- Short problem:
Restate the records that follow word for word; no pictures should appear.

- Supplied records:
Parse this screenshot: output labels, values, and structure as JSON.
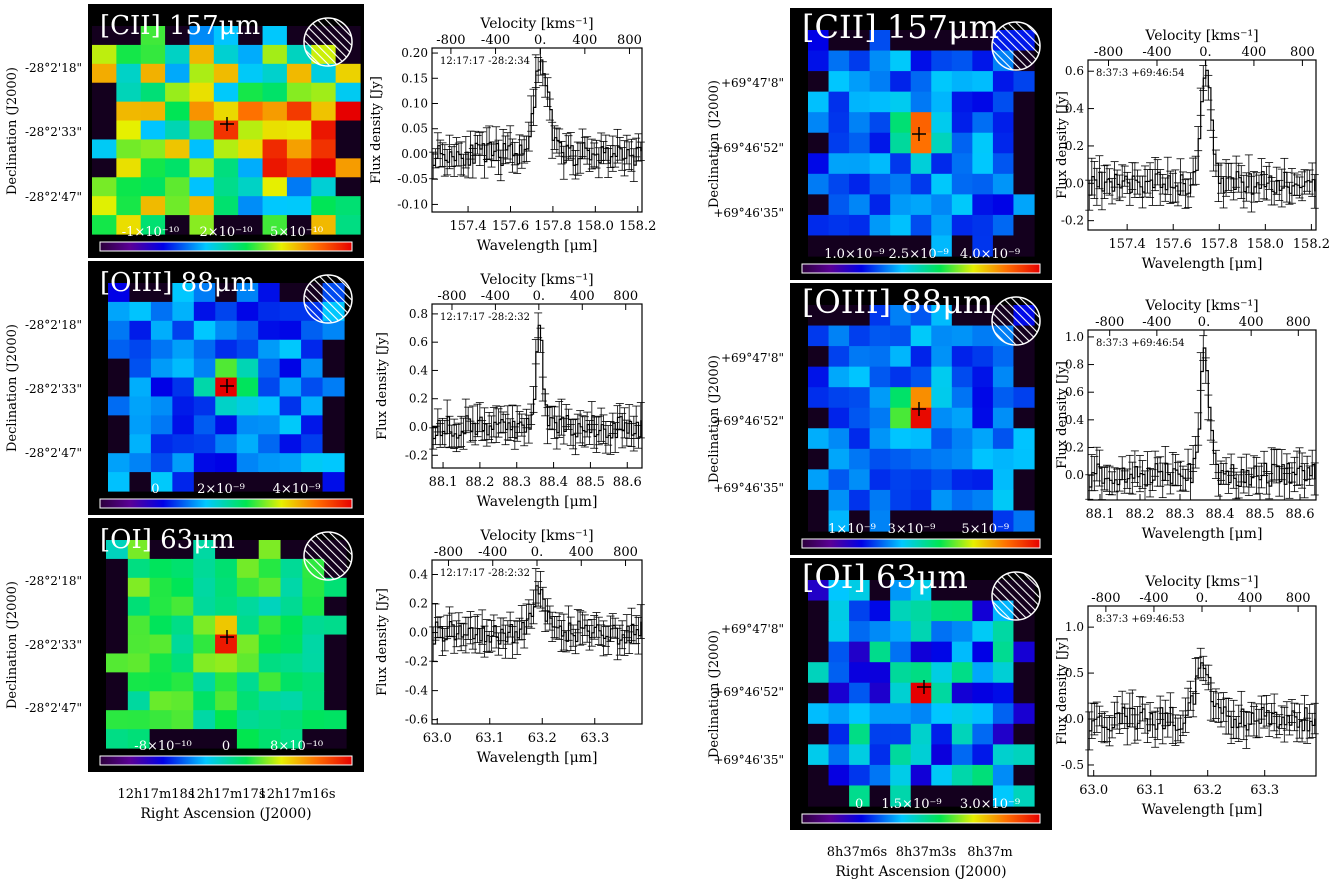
{
  "chart_data": [
    {
      "source": "left",
      "type": "heatmap",
      "ra_ticks": [
        "12h17m18s",
        "12h17m17s",
        "12h17m16s"
      ],
      "ra_label": "Right Ascension (J2000)",
      "dec_ticks": [
        "-28°2'18\"",
        "-28°2'33\"",
        "-28°2'47\""
      ],
      "dec_label": "Declination (J2000)",
      "maps": [
        {
          "title": "[CII] 157μm",
          "colorbar_ticks": [
            "-1×10⁻¹⁰",
            "2×10⁻¹⁰",
            "5×10⁻¹⁰"
          ],
          "peak": "off-center extended emission"
        },
        {
          "title": "[OIII] 88μm",
          "colorbar_ticks": [
            "0",
            "2×10⁻⁹",
            "4×10⁻⁹"
          ],
          "peak": "central compact source"
        },
        {
          "title": "[OI] 63μm",
          "colorbar_ticks": [
            "-8×10⁻¹⁰",
            "0",
            "8×10⁻¹⁰"
          ],
          "peak": "central compact source"
        }
      ]
    },
    {
      "source": "left",
      "type": "line",
      "xlabel": "Wavelength [μm]",
      "ylabel": "Flux density [Jy]",
      "x2label": "Velocity [kms⁻¹]",
      "velocity_ticks": [
        -800,
        -400,
        0,
        400,
        800
      ],
      "spectra": [
        {
          "coord": "12:17:17 -28:2:34",
          "x_range": [
            157.23,
            158.22
          ],
          "y_range": [
            -0.115,
            0.21
          ],
          "x_ticks": [
            157.4,
            157.6,
            157.8,
            158.0,
            158.2
          ],
          "y_ticks": [
            -0.1,
            -0.05,
            0.0,
            0.05,
            0.1,
            0.15,
            0.2
          ],
          "line_center": 157.74,
          "peak": 0.17,
          "width": 0.08
        },
        {
          "coord": "12:17:17 -28:2:32",
          "x_range": [
            88.07,
            88.64
          ],
          "y_range": [
            -0.29,
            0.87
          ],
          "x_ticks": [
            88.1,
            88.2,
            88.3,
            88.4,
            88.5,
            88.6
          ],
          "y_ticks": [
            -0.2,
            0.0,
            0.2,
            0.4,
            0.6,
            0.8
          ],
          "line_center": 88.36,
          "peak": 0.72,
          "width": 0.02
        },
        {
          "coord": "12:17:17 -28:2:32",
          "x_range": [
            62.99,
            63.39
          ],
          "y_range": [
            -0.63,
            0.5
          ],
          "x_ticks": [
            63.0,
            63.1,
            63.2,
            63.3
          ],
          "y_ticks": [
            -0.6,
            -0.4,
            -0.2,
            0.0,
            0.2,
            0.4
          ],
          "line_center": 63.19,
          "peak": 0.25,
          "width": 0.03
        }
      ]
    },
    {
      "source": "right",
      "type": "heatmap",
      "ra_ticks": [
        "8h37m6s",
        "8h37m3s",
        "8h37m"
      ],
      "ra_label": "Right Ascension (J2000)",
      "dec_ticks": [
        "+69°47'8\"",
        "+69°46'52\"",
        "+69°46'35\""
      ],
      "dec_label": "Declination (J2000)",
      "maps": [
        {
          "title": "[CII] 157μm",
          "colorbar_ticks": [
            "1.0×10⁻⁹",
            "2.5×10⁻⁹",
            "4.0×10⁻⁹"
          ],
          "peak": "central compact source"
        },
        {
          "title": "[OIII] 88μm",
          "colorbar_ticks": [
            "1×10⁻⁹",
            "3×10⁻⁹",
            "5×10⁻⁹"
          ],
          "peak": "central compact source"
        },
        {
          "title": "[OI] 63μm",
          "colorbar_ticks": [
            "0",
            "1.5×10⁻⁹",
            "3.0×10⁻⁹"
          ],
          "peak": "compact source"
        }
      ]
    },
    {
      "source": "right",
      "type": "line",
      "xlabel": "Wavelength [μm]",
      "ylabel": "Flux density [Jy]",
      "x2label": "Velocity [kms⁻¹]",
      "velocity_ticks": [
        -800,
        -400,
        0,
        400,
        800
      ],
      "spectra": [
        {
          "coord": "8:37:3 +69:46:54",
          "x_range": [
            157.23,
            158.22
          ],
          "y_range": [
            -0.25,
            0.66
          ],
          "x_ticks": [
            157.4,
            157.6,
            157.8,
            158.0,
            158.2
          ],
          "y_ticks": [
            -0.2,
            0.0,
            0.2,
            0.4,
            0.6
          ],
          "line_center": 157.74,
          "peak": 0.6,
          "width": 0.05
        },
        {
          "coord": "8:37:3 +69:46:54",
          "x_range": [
            88.07,
            88.64
          ],
          "y_range": [
            -0.18,
            1.05
          ],
          "x_ticks": [
            88.1,
            88.2,
            88.3,
            88.4,
            88.5,
            88.6
          ],
          "y_ticks": [
            0.0,
            0.2,
            0.4,
            0.6,
            0.8,
            1.0
          ],
          "line_center": 88.36,
          "peak": 0.9,
          "width": 0.025
        },
        {
          "coord": "8:37:3 +69:46:53",
          "x_range": [
            62.99,
            63.39
          ],
          "y_range": [
            -0.62,
            1.23
          ],
          "x_ticks": [
            63.0,
            63.1,
            63.2,
            63.3
          ],
          "y_ticks": [
            -0.5,
            0.0,
            0.5,
            1.0
          ],
          "line_center": 63.19,
          "peak": 0.5,
          "width": 0.03
        }
      ]
    }
  ]
}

- Written response:
Parse this screenshot: output labels, values, and structure as JSON.
{
  "chart_data": [
    {
      "source": "left",
      "type": "heatmap",
      "ra_ticks": [
        "12h17m18s",
        "12h17m17s",
        "12h17m16s"
      ],
      "ra_label": "Right Ascension (J2000)",
      "dec_ticks": [
        "-28°2'18\"",
        "-28°2'33\"",
        "-28°2'47\""
      ],
      "dec_label": "Declination (J2000)",
      "maps": [
        {
          "title": "[CII] 157μm",
          "colorbar_ticks": [
            "-1×10⁻¹⁰",
            "2×10⁻¹⁰",
            "5×10⁻¹⁰"
          ],
          "peak": "off-center extended emission"
        },
        {
          "title": "[OIII] 88μm",
          "colorbar_ticks": [
            "0",
            "2×10⁻⁹",
            "4×10⁻⁹"
          ],
          "peak": "central compact source"
        },
        {
          "title": "[OI] 63μm",
          "colorbar_ticks": [
            "-8×10⁻¹⁰",
            "0",
            "8×10⁻¹⁰"
          ],
          "peak": "central compact source"
        }
      ]
    },
    {
      "source": "left",
      "type": "line",
      "xlabel": "Wavelength [μm]",
      "ylabel": "Flux density [Jy]",
      "x2label": "Velocity [kms⁻¹]",
      "velocity_ticks": [
        -800,
        -400,
        0,
        400,
        800
      ],
      "spectra": [
        {
          "coord": "12:17:17 -28:2:34",
          "x_range": [
            157.23,
            158.22
          ],
          "y_range": [
            -0.115,
            0.21
          ],
          "x_ticks": [
            157.4,
            157.6,
            157.8,
            158.0,
            158.2
          ],
          "y_ticks": [
            -0.1,
            -0.05,
            0.0,
            0.05,
            0.1,
            0.15,
            0.2
          ],
          "line_center": 157.74,
          "peak": 0.17,
          "width": 0.08
        },
        {
          "coord": "12:17:17 -28:2:32",
          "x_range": [
            88.07,
            88.64
          ],
          "y_range": [
            -0.29,
            0.87
          ],
          "x_ticks": [
            88.1,
            88.2,
            88.3,
            88.4,
            88.5,
            88.6
          ],
          "y_ticks": [
            -0.2,
            0.0,
            0.2,
            0.4,
            0.6,
            0.8
          ],
          "line_center": 88.36,
          "peak": 0.72,
          "width": 0.02
        },
        {
          "coord": "12:17:17 -28:2:32",
          "x_range": [
            62.99,
            63.39
          ],
          "y_range": [
            -0.63,
            0.5
          ],
          "x_ticks": [
            63.0,
            63.1,
            63.2,
            63.3
          ],
          "y_ticks": [
            -0.6,
            -0.4,
            -0.2,
            0.0,
            0.2,
            0.4
          ],
          "line_center": 63.19,
          "peak": 0.25,
          "width": 0.03
        }
      ]
    },
    {
      "source": "right",
      "type": "heatmap",
      "ra_ticks": [
        "8h37m6s",
        "8h37m3s",
        "8h37m"
      ],
      "ra_label": "Right Ascension (J2000)",
      "dec_ticks": [
        "+69°47'8\"",
        "+69°46'52\"",
        "+69°46'35\""
      ],
      "dec_label": "Declination (J2000)",
      "maps": [
        {
          "title": "[CII] 157μm",
          "colorbar_ticks": [
            "1.0×10⁻⁹",
            "2.5×10⁻⁹",
            "4.0×10⁻⁹"
          ],
          "peak": "central compact source"
        },
        {
          "title": "[OIII] 88μm",
          "colorbar_ticks": [
            "1×10⁻⁹",
            "3×10⁻⁹",
            "5×10⁻⁹"
          ],
          "peak": "central compact source"
        },
        {
          "title": "[OI] 63μm",
          "colorbar_ticks": [
            "0",
            "1.5×10⁻⁹",
            "3.0×10⁻⁹"
          ],
          "peak": "compact source"
        }
      ]
    },
    {
      "source": "right",
      "type": "line",
      "xlabel": "Wavelength [μm]",
      "ylabel": "Flux density [Jy]",
      "x2label": "Velocity [kms⁻¹]",
      "velocity_ticks": [
        -800,
        -400,
        0,
        400,
        800
      ],
      "spectra": [
        {
          "coord": "8:37:3 +69:46:54",
          "x_range": [
            157.23,
            158.22
          ],
          "y_range": [
            -0.25,
            0.66
          ],
          "x_ticks": [
            157.4,
            157.6,
            157.8,
            158.0,
            158.2
          ],
          "y_ticks": [
            -0.2,
            0.0,
            0.2,
            0.4,
            0.6
          ],
          "line_center": 157.74,
          "peak": 0.6,
          "width": 0.05
        },
        {
          "coord": "8:37:3 +69:46:54",
          "x_range": [
            88.07,
            88.64
          ],
          "y_range": [
            -0.18,
            1.05
          ],
          "x_ticks": [
            88.1,
            88.2,
            88.3,
            88.4,
            88.5,
            88.6
          ],
          "y_ticks": [
            0.0,
            0.2,
            0.4,
            0.6,
            0.8,
            1.0
          ],
          "line_center": 88.36,
          "peak": 0.9,
          "width": 0.025
        },
        {
          "coord": "8:37:3 +69:46:53",
          "x_range": [
            62.99,
            63.39
          ],
          "y_range": [
            -0.62,
            1.23
          ],
          "x_ticks": [
            63.0,
            63.1,
            63.2,
            63.3
          ],
          "y_ticks": [
            -0.5,
            0.0,
            0.5,
            1.0
          ],
          "line_center": 63.19,
          "peak": 0.5,
          "width": 0.03
        }
      ]
    }
  ]
}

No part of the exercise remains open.